====== EXTRACTED MATERIAL ======
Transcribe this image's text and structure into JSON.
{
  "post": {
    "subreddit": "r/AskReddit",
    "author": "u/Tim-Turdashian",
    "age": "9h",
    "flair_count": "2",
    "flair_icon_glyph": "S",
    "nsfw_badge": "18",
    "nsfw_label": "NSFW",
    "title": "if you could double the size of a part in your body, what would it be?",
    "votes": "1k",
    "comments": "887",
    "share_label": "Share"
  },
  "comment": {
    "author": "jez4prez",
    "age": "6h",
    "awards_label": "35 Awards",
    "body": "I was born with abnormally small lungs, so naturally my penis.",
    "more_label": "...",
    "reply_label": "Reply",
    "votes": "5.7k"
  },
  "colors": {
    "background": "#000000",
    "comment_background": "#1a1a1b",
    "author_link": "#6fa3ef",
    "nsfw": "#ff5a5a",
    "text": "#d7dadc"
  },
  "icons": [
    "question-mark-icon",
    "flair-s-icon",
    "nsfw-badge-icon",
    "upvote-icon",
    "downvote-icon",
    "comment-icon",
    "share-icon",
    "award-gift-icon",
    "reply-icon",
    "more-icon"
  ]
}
======
EXERCISE AIM: Reproduce each line verbatim.

EXERCISE SOLUTION:
Transcribe this image's text and structure into JSON.
{
  "post": {
    "subreddit": "r/AskReddit",
    "author": "u/Tim-Turdashian",
    "age": "9h",
    "flair_count": "2",
    "flair_icon_glyph": "S",
    "nsfw_badge": "18",
    "nsfw_label": "NSFW",
    "title": "if you could double the size of a part in your body, what would it be?",
    "votes": "1k",
    "comments": "887",
    "share_label": "Share"
  },
  "comment": {
    "author": "jez4prez",
    "age": "6h",
    "awards_label": "35 Awards",
    "body": "I was born with abnormally small lungs, so naturally my penis.",
    "more_label": "...",
    "reply_label": "Reply",
    "votes": "5.7k"
  },
  "colors": {
    "background": "#000000",
    "comment_background": "#1a1a1b",
    "author_link": "#6fa3ef",
    "nsfw": "#ff5a5a",
    "text": "#d7dadc"
  },
  "icons": [
    "question-mark-icon",
    "flair-s-icon",
    "nsfw-badge-icon",
    "upvote-icon",
    "downvote-icon",
    "comment-icon",
    "share-icon",
    "award-gift-icon",
    "reply-icon",
    "more-icon"
  ]
}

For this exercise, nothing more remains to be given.